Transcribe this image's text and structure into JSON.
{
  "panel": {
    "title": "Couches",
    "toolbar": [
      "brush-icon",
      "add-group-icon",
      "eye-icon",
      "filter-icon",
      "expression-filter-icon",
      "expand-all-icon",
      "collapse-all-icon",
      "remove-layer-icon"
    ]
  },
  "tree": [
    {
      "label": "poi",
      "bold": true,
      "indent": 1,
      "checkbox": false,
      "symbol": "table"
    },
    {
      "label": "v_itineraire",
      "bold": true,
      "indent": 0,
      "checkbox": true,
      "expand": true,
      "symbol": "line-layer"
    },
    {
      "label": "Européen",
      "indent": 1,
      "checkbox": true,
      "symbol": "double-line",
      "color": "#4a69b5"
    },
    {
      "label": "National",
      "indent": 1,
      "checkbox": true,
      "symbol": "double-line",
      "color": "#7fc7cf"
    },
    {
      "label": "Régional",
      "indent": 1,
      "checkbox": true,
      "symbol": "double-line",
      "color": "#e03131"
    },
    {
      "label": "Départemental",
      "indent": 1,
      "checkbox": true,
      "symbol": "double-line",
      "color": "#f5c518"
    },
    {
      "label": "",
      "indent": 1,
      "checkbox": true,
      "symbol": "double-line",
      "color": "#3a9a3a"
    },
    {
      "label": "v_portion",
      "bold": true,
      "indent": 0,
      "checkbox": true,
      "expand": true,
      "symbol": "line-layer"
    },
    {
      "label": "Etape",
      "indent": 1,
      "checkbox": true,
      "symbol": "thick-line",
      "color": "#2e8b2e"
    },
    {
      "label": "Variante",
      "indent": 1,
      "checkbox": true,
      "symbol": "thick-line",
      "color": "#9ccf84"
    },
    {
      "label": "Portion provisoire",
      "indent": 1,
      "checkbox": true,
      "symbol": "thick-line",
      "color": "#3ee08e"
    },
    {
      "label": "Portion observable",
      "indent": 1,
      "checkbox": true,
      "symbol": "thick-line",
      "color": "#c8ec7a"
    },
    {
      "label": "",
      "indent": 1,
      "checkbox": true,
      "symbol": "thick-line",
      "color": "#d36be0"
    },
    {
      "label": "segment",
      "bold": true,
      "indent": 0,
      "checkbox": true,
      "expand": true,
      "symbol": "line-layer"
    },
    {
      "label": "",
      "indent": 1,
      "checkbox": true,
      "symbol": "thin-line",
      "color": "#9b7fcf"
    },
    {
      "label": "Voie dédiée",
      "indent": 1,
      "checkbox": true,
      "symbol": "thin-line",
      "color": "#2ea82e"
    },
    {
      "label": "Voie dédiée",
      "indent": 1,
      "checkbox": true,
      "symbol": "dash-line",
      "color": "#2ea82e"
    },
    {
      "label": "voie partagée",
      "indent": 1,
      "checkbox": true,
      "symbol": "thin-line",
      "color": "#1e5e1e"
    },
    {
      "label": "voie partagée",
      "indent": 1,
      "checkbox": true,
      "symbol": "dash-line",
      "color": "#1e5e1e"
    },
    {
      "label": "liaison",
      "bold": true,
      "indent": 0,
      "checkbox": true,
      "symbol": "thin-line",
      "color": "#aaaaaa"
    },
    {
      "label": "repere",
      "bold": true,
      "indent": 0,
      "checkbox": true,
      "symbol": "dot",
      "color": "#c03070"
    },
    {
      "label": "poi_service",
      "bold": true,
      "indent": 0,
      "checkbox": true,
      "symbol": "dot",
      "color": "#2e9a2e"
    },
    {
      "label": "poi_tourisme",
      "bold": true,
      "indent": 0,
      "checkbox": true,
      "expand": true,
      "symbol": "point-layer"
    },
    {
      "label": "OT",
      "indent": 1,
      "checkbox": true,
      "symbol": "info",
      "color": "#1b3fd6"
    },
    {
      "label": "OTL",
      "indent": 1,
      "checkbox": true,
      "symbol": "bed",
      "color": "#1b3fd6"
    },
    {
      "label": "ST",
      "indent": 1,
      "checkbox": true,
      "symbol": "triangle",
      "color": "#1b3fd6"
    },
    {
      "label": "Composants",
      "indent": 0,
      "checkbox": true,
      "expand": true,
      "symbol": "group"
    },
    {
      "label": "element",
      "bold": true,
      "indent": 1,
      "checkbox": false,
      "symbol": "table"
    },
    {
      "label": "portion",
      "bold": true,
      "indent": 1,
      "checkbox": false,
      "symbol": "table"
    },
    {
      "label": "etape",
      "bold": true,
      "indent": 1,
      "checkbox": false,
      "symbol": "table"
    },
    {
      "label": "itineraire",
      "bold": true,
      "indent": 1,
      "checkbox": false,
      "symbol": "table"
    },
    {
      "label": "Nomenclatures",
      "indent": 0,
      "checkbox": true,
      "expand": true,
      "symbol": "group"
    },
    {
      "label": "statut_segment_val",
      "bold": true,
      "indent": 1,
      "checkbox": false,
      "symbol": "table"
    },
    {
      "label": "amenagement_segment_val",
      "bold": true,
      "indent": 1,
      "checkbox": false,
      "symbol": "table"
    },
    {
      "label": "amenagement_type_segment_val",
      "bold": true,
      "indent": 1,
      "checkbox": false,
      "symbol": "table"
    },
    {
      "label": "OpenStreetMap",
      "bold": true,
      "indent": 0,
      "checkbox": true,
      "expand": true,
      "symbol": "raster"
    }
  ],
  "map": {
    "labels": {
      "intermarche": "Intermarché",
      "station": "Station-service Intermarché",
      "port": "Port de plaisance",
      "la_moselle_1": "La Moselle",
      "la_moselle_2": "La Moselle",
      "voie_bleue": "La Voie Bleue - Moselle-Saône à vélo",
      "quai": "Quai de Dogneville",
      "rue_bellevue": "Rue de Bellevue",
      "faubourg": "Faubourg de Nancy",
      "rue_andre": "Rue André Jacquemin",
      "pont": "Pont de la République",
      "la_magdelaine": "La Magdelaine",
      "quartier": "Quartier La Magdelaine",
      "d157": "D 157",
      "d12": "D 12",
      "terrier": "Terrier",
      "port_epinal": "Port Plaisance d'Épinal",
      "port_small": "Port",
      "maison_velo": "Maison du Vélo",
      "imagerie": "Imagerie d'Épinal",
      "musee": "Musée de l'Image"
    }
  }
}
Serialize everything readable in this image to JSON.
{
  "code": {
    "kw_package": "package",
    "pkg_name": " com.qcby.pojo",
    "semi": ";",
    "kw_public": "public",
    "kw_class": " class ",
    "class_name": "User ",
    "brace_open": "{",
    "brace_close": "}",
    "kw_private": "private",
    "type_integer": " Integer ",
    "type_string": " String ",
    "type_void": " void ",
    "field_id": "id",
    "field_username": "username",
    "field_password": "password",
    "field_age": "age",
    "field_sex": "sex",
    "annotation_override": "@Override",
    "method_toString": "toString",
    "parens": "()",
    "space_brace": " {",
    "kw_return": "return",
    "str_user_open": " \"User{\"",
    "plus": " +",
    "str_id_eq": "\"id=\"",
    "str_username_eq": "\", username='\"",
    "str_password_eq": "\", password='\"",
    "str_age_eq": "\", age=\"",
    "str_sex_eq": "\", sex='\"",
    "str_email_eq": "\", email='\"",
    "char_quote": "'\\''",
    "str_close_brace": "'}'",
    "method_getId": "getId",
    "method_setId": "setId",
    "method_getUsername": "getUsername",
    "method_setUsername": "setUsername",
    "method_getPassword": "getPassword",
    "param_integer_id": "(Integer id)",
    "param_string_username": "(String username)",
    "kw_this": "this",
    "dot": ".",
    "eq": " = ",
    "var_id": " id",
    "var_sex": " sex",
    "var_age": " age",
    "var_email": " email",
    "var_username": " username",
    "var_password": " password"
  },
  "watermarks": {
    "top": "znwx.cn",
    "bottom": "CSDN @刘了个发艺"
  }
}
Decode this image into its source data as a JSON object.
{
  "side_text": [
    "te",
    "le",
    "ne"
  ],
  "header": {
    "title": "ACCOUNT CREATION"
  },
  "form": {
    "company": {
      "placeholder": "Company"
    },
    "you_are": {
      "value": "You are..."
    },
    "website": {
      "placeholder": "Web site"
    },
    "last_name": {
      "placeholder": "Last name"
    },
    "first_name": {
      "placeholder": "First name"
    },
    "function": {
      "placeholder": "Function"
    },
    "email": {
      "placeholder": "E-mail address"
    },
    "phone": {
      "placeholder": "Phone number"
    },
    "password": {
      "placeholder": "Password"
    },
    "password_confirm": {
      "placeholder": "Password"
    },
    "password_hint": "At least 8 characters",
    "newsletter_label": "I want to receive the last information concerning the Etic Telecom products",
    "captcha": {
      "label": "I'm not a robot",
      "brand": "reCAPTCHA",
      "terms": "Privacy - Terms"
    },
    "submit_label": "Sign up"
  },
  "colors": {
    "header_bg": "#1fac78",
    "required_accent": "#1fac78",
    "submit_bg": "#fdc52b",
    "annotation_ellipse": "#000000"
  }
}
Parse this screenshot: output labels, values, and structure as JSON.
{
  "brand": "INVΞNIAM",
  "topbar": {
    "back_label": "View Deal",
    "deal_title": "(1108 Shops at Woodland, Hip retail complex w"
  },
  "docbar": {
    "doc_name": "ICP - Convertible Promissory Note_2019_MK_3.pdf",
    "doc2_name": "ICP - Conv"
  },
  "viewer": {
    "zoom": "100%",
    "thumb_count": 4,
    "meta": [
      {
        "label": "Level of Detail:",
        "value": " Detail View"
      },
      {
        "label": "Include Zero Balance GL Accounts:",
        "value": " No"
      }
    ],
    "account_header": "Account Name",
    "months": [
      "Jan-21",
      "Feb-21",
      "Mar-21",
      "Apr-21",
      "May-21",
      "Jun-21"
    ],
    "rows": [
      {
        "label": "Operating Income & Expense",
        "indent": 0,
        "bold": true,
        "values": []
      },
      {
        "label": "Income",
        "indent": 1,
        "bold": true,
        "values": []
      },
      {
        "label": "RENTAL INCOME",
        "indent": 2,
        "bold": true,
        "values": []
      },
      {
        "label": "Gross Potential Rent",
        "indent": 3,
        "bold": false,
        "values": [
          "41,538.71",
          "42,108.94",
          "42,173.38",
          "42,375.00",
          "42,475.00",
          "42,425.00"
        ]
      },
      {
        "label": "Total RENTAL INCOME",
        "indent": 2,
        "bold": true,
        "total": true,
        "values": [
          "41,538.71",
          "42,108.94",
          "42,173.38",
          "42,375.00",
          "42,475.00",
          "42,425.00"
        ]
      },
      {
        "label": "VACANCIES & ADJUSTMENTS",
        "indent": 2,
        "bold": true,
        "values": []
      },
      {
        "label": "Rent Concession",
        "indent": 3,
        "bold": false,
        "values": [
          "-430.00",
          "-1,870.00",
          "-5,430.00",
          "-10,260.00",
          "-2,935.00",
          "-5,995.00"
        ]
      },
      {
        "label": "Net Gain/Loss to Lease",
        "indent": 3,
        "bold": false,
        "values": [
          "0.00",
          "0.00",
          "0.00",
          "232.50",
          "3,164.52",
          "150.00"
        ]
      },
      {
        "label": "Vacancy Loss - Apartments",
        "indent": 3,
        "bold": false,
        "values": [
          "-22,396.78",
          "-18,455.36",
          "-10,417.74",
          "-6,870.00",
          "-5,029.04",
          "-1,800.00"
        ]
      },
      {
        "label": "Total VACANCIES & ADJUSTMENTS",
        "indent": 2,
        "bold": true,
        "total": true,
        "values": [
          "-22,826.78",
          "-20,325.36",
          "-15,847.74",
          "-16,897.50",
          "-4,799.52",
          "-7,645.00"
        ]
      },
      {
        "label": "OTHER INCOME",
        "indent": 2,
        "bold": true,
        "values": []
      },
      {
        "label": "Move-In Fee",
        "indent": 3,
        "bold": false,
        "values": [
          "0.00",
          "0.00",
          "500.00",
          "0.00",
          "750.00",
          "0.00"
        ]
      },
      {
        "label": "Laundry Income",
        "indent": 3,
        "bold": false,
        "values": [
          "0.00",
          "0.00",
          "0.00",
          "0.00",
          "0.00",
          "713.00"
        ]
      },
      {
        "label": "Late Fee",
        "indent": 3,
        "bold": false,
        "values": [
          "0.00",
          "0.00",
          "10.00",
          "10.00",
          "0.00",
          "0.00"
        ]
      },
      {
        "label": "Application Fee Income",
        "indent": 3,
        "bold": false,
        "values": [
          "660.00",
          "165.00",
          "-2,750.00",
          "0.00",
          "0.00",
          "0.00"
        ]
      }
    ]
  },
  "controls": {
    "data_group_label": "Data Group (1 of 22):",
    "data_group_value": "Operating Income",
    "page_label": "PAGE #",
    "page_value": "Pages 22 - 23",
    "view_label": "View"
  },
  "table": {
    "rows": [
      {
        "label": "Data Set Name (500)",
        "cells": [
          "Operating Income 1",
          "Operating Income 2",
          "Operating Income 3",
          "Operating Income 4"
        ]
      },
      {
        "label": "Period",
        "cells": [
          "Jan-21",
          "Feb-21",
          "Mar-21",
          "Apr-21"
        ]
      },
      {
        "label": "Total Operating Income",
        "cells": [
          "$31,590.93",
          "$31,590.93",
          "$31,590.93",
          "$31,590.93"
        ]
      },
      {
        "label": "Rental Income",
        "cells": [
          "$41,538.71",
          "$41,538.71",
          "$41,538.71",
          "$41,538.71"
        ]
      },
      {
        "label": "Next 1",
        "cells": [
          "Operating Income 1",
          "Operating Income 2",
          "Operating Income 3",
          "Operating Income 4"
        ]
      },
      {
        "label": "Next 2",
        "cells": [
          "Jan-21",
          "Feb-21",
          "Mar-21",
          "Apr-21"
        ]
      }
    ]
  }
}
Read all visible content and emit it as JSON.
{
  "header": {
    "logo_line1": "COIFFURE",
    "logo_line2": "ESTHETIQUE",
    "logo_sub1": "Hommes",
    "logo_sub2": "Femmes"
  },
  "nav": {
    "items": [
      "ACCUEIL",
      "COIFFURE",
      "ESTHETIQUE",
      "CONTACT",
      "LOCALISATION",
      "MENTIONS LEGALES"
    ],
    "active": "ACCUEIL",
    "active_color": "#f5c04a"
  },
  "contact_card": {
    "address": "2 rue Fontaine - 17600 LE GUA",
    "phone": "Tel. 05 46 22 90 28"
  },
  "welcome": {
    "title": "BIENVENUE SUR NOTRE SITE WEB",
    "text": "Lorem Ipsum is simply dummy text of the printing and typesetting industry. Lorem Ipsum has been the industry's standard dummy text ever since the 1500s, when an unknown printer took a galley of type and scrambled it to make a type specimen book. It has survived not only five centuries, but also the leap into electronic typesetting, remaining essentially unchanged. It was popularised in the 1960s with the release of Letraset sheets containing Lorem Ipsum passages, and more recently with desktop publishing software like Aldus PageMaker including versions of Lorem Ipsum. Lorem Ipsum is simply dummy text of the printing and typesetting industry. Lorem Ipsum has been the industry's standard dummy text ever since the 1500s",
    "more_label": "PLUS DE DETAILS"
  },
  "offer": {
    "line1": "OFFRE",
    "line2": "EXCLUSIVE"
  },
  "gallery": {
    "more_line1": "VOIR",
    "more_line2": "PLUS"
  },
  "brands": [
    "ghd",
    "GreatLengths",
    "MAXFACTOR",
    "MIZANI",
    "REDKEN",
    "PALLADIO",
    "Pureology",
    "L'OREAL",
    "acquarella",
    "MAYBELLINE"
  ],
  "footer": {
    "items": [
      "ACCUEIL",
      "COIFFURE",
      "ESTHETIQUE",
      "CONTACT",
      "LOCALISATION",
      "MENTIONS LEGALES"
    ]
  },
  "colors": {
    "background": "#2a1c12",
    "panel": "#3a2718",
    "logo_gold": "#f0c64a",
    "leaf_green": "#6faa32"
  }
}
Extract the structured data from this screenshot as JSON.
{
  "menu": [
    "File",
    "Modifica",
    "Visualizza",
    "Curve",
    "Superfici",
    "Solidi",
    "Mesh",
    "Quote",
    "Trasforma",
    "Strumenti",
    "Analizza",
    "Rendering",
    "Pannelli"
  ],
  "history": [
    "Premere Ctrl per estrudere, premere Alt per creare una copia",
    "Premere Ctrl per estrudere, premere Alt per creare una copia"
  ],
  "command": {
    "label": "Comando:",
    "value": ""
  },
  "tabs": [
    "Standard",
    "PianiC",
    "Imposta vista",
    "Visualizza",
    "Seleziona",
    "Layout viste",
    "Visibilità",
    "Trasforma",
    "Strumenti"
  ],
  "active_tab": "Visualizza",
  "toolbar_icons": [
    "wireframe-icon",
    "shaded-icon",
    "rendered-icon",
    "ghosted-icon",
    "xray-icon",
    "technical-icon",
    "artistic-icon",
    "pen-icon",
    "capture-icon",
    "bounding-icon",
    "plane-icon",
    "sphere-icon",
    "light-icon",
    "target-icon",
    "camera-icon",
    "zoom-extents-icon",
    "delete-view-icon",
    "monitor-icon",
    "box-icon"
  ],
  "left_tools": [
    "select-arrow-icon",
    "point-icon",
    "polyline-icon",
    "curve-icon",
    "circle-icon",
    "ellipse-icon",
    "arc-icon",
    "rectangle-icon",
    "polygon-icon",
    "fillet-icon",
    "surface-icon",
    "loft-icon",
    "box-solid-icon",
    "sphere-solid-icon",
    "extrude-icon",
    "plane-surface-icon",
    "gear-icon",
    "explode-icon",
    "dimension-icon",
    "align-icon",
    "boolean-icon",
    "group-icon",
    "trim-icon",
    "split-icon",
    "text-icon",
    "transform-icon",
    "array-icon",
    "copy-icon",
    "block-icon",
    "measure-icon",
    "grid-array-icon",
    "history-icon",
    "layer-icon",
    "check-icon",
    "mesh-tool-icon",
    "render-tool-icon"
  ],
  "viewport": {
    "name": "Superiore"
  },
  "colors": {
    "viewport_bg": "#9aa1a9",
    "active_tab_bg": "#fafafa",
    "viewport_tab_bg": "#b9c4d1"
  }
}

——

-- TASK PROMPT --
Scan the records above for the string "into", then report every line that contains it.

-- TASK RESULT --
Transcribe this image's text and structure into JSON.
Decode this image into its source data as a JSON object.
    "text": "Lorem Ipsum is simply dummy text of the printing and typesetting industry. Lorem Ipsum has been the industry's standard dummy text ever since the 1500s, when an unknown printer took a galley of type and scrambled it to make a type specimen book. It has survived not only five centuries, but also the leap into electronic typesetting, remaining essentially unchanged. It was popularised in the 1960s with the release of Letraset sheets containing Lorem Ipsum passages, and more recently with desktop publishing software like Aldus PageMaker including versions of Lorem Ipsum. Lorem Ipsum is simply dummy text of the printing and typesetting industry. Lorem Ipsum has been the industry's standard dummy text ever since the 1500s",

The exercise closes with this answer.